-- What you should do --
What is the number of lines holding the word "structured"? Give that number alone.

-- Begin Record excerpts --

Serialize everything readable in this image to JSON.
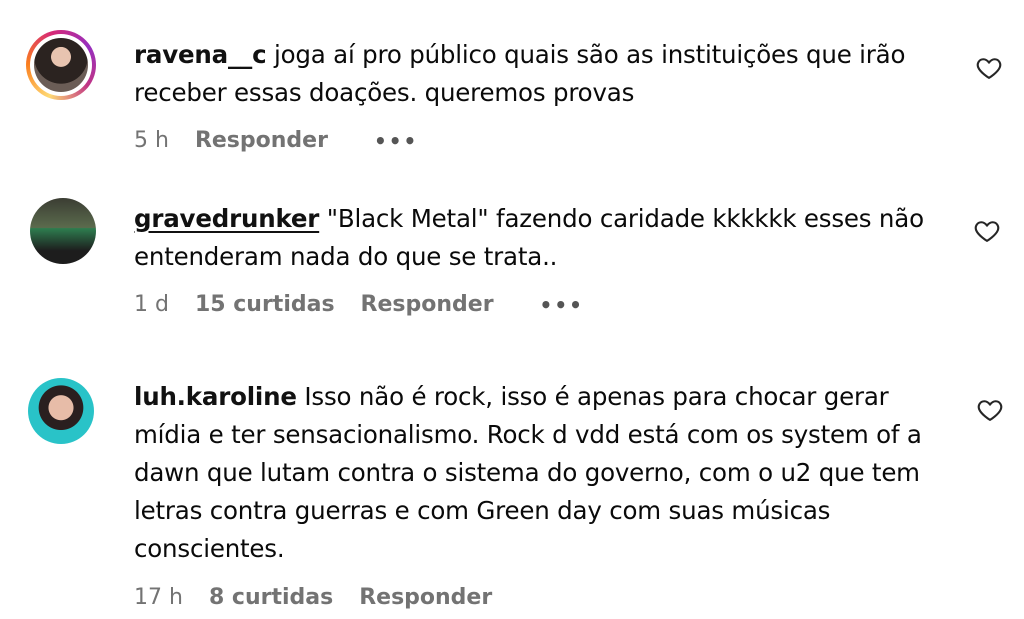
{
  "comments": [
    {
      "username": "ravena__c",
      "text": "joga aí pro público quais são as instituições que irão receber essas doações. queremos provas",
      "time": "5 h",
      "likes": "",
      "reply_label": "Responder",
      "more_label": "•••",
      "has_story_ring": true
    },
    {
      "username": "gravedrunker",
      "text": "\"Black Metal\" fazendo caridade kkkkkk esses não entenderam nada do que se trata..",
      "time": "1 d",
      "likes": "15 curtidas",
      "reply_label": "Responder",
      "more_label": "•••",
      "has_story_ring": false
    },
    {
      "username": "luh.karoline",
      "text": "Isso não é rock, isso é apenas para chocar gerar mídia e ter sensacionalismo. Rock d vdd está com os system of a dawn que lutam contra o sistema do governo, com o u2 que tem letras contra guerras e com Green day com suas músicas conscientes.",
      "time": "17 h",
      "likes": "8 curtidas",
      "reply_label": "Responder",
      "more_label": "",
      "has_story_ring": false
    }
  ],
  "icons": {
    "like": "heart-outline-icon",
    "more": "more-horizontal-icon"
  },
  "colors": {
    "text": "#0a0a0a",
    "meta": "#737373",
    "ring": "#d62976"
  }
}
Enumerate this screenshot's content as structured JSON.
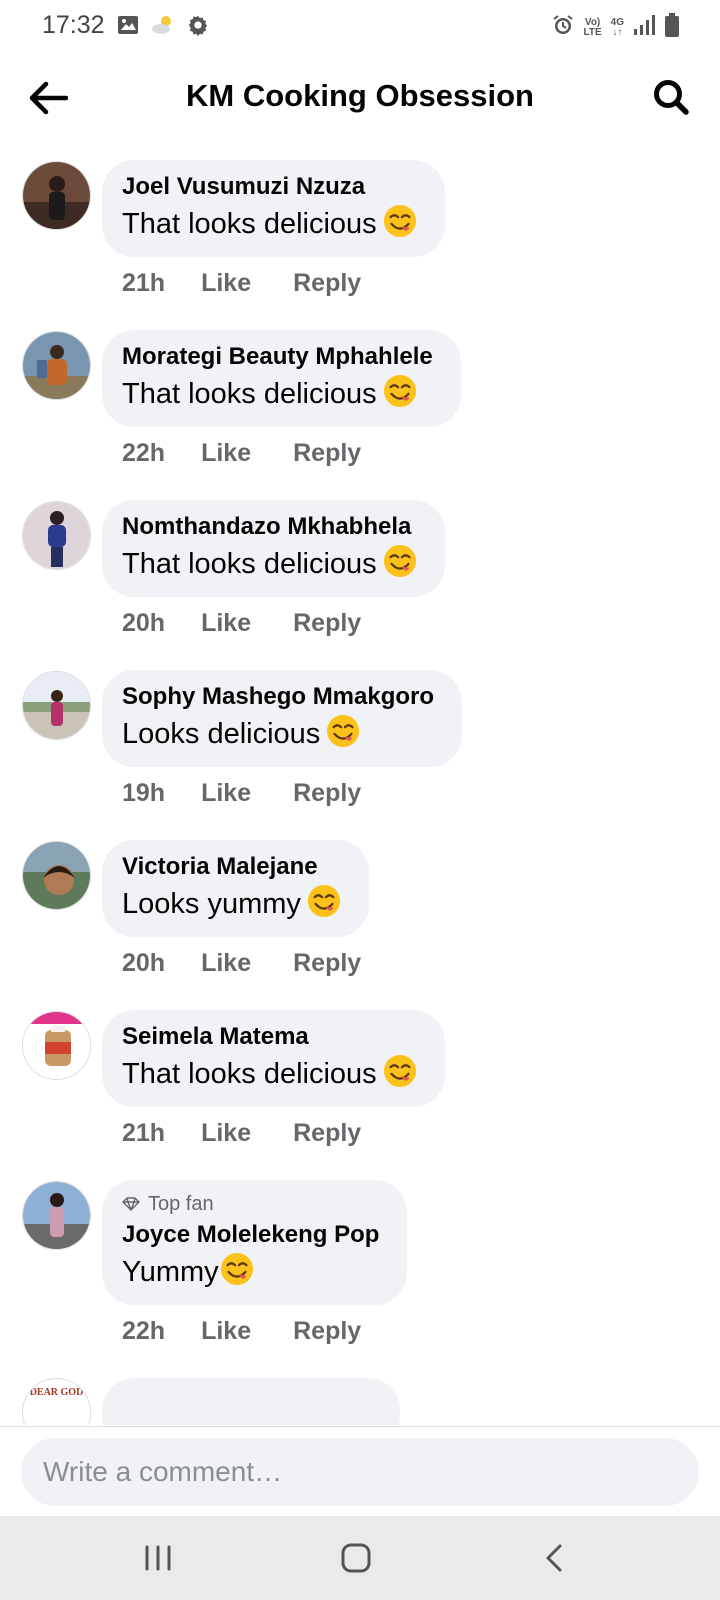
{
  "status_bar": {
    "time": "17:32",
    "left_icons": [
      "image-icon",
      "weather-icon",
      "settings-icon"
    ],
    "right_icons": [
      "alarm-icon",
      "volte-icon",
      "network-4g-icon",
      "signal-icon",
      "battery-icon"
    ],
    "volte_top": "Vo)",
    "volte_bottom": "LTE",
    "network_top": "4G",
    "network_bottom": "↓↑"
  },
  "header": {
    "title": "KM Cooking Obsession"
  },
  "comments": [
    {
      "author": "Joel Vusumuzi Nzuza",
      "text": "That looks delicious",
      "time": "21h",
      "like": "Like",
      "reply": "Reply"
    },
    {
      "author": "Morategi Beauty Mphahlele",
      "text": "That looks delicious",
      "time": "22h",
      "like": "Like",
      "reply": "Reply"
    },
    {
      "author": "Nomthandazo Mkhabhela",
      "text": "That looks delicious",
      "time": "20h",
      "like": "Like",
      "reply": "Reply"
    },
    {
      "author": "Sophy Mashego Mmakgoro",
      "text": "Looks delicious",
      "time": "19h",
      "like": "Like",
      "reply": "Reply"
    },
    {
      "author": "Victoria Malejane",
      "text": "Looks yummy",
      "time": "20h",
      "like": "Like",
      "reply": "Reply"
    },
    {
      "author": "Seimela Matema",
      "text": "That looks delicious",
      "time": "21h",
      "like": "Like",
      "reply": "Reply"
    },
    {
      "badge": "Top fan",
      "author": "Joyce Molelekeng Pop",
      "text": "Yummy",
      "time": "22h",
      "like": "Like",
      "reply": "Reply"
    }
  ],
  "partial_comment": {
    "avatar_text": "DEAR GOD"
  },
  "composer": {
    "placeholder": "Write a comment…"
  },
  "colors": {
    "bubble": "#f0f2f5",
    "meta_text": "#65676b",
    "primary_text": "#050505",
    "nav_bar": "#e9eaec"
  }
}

-- End Record excerpts --
-- Begin Record excerpts --

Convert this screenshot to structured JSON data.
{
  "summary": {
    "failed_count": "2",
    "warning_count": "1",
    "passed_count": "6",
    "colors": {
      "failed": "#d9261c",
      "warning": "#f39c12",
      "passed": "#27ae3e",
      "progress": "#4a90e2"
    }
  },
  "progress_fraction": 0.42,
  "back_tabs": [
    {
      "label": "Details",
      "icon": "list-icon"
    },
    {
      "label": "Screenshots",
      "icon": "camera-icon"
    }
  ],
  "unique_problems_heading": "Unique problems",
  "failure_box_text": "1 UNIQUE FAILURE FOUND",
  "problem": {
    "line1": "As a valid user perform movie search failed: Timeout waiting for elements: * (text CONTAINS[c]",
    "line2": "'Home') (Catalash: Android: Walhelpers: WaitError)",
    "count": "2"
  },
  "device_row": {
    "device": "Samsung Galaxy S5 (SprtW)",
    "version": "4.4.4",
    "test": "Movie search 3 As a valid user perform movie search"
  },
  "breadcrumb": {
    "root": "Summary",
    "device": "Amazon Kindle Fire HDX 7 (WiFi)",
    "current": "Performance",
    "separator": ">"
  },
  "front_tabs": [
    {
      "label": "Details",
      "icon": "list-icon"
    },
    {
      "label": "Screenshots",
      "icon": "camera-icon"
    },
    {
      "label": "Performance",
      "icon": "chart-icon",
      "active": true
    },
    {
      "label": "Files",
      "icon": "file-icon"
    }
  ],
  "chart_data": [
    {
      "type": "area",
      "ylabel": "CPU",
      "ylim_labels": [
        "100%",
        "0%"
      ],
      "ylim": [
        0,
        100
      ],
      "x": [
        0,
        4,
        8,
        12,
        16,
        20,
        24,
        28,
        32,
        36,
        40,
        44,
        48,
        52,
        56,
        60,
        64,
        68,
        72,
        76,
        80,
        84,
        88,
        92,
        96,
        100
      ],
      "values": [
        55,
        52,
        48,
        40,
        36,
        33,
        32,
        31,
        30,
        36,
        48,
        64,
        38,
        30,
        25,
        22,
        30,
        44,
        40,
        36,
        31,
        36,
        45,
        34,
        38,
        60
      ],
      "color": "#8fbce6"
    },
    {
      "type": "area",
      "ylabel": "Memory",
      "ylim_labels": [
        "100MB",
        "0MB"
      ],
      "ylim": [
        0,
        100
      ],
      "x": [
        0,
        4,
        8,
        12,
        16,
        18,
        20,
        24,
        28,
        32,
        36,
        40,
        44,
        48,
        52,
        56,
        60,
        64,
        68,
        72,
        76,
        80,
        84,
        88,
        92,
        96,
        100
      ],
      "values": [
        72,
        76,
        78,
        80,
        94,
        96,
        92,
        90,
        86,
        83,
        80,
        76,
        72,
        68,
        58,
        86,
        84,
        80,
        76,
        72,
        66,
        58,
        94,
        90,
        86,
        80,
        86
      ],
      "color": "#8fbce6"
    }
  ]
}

-- End Record excerpts --

-- Response --
2